— start —

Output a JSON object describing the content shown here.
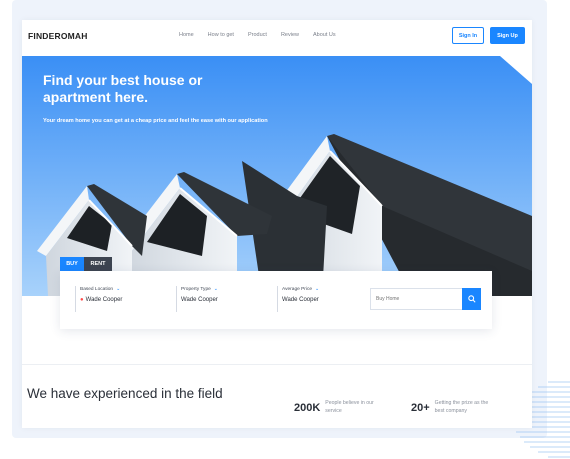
{
  "nav": {
    "logo": "FINDEROMAH",
    "links": [
      "Home",
      "How to get",
      "Product",
      "Review",
      "About Us"
    ],
    "sign_in": "Sign In",
    "sign_up": "Sign Up"
  },
  "hero": {
    "title": "Find your best house or apartment here.",
    "subtitle": "Your dream home you can get at a cheap price and feel the ease with our application"
  },
  "search": {
    "tabs": [
      "BUY",
      "RENT"
    ],
    "fields": [
      {
        "label": "Based Location",
        "value": "Wade Cooper"
      },
      {
        "label": "Property Type",
        "value": "Wade Cooper"
      },
      {
        "label": "Average Price",
        "value": "Wade Cooper"
      }
    ],
    "placeholder": "Buy Home"
  },
  "stats": {
    "heading": "We have experienced in the field",
    "items": [
      {
        "value": "200K",
        "text": "People believe in our service"
      },
      {
        "value": "20+",
        "text": "Getting the prize as the best company"
      }
    ]
  },
  "colors": {
    "accent": "#1a86ff",
    "sky_top": "#3a95f7",
    "sky_bottom": "#9fcdfb",
    "roof": "#2e3236",
    "wall": "#e8ecf0"
  },
  "icons": [
    "chevron-down-icon",
    "location-pin-icon",
    "search-icon"
  ]
}
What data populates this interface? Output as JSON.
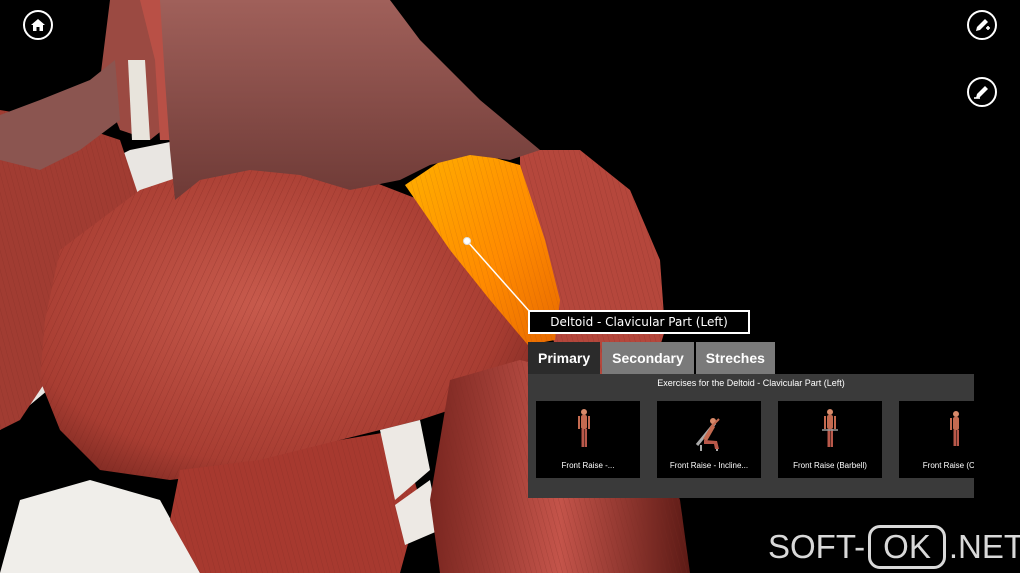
{
  "muscle_label": "Deltoid - Clavicular Part (Left)",
  "tabs": [
    {
      "label": "Primary",
      "active": true
    },
    {
      "label": "Secondary",
      "active": false
    },
    {
      "label": "Streches",
      "active": false
    }
  ],
  "panel_title": "Exercises for the Deltoid - Clavicular Part (Left)",
  "exercises": [
    {
      "label": "Front Raise -..."
    },
    {
      "label": "Front Raise - Incline..."
    },
    {
      "label": "Front Raise (Barbell)"
    },
    {
      "label": "Front Raise (Ca"
    }
  ],
  "watermark": {
    "left": "SOFT-",
    "boxed": "OK",
    "right": ".NET"
  },
  "icons": {
    "home": "home-icon",
    "draw": "pencil-add-icon",
    "erase": "pencil-remove-icon"
  }
}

— end —

* [What you should do]: Return the material word for word. Pictures are not part of the copy.

* [Exercise result]:
Output a JSON object describing the content shown here.
{
  "nav": {
    "logo": "FINDEROMAH",
    "links": [
      "Home",
      "How to get",
      "Product",
      "Review",
      "About Us"
    ],
    "sign_in": "Sign In",
    "sign_up": "Sign Up"
  },
  "hero": {
    "title": "Find your best house or apartment here.",
    "subtitle": "Your dream home you can get at a cheap price and feel the ease with our application"
  },
  "search": {
    "tabs": [
      "BUY",
      "RENT"
    ],
    "fields": [
      {
        "label": "Based Location",
        "value": "Wade Cooper"
      },
      {
        "label": "Property Type",
        "value": "Wade Cooper"
      },
      {
        "label": "Average Price",
        "value": "Wade Cooper"
      }
    ],
    "placeholder": "Buy Home"
  },
  "stats": {
    "heading": "We have experienced in the field",
    "items": [
      {
        "value": "200K",
        "text": "People believe in our service"
      },
      {
        "value": "20+",
        "text": "Getting the prize as the best company"
      }
    ]
  },
  "colors": {
    "accent": "#1a86ff",
    "sky_top": "#3a95f7",
    "sky_bottom": "#9fcdfb",
    "roof": "#2e3236",
    "wall": "#e8ecf0"
  },
  "icons": [
    "chevron-down-icon",
    "location-pin-icon",
    "search-icon"
  ]
}
What data populates this interface? Output as JSON.
{
  "muscle_label": "Deltoid - Clavicular Part (Left)",
  "tabs": [
    {
      "label": "Primary",
      "active": true
    },
    {
      "label": "Secondary",
      "active": false
    },
    {
      "label": "Streches",
      "active": false
    }
  ],
  "panel_title": "Exercises for the Deltoid - Clavicular Part (Left)",
  "exercises": [
    {
      "label": "Front Raise -..."
    },
    {
      "label": "Front Raise - Incline..."
    },
    {
      "label": "Front Raise (Barbell)"
    },
    {
      "label": "Front Raise (Ca"
    }
  ],
  "watermark": {
    "left": "SOFT-",
    "boxed": "OK",
    "right": ".NET"
  },
  "icons": {
    "home": "home-icon",
    "draw": "pencil-add-icon",
    "erase": "pencil-remove-icon"
  }
}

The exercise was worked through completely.